> [Exercise directions] Copy out each line exactly as it appears.

> [Records from a dataset]
· · · · · · ·

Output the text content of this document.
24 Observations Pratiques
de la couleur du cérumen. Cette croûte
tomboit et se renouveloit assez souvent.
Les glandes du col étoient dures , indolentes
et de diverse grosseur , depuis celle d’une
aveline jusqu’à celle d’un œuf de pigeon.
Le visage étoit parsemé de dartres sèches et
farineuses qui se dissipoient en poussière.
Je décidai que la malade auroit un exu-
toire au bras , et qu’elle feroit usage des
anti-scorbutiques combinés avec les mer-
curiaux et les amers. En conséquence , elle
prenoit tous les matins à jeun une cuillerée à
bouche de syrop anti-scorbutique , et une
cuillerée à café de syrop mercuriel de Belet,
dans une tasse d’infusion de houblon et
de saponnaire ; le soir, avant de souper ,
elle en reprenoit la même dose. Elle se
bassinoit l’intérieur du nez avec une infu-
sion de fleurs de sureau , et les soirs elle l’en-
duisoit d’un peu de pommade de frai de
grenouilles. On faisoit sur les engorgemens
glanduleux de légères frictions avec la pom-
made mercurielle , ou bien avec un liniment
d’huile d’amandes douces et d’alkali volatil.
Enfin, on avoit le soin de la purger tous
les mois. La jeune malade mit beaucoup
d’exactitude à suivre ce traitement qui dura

· · · · · · ·

> [Solved problem]
Output the text content of this document.
24 Observations Pratiques
de la couleur du cérumen. Cette croûte
tomboit et se renouveloit assez souvent.
Les glandes du col étoient dures , indolentes
et de diverse grosseur , depuis celle d’une
aveline jusqu’à celle d’un œuf de pigeon.
Le visage étoit parsemé de dartres sèches et
farineuses qui se dissipoient en poussière.
Je décidai que la malade auroit un exu-
toire au bras , et qu’elle feroit usage des
anti-scorbutiques combinés avec les mer-
curiaux et les amers. En conséquence , elle
prenoit tous les matins à jeun une cuillerée à
bouche de syrop anti-scorbutique , et une
cuillerée à café de syrop mercuriel de Belet,
dans une tasse d’infusion de houblon et
de saponnaire ; le soir, avant de souper ,
elle en reprenoit la même dose. Elle se
bassinoit l’intérieur du nez avec une infu-
sion de fleurs de sureau , et les soirs elle l’en-
duisoit d’un peu de pommade de frai de
grenouilles. On faisoit sur les engorgemens
glanduleux de légères frictions avec la pom-
made mercurielle , ou bien avec un liniment
d’huile d’amandes douces et d’alkali volatil.
Enfin, on avoit le soin de la purger tous
les mois. La jeune malade mit beaucoup
d’exactitude à suivre ce traitement qui dura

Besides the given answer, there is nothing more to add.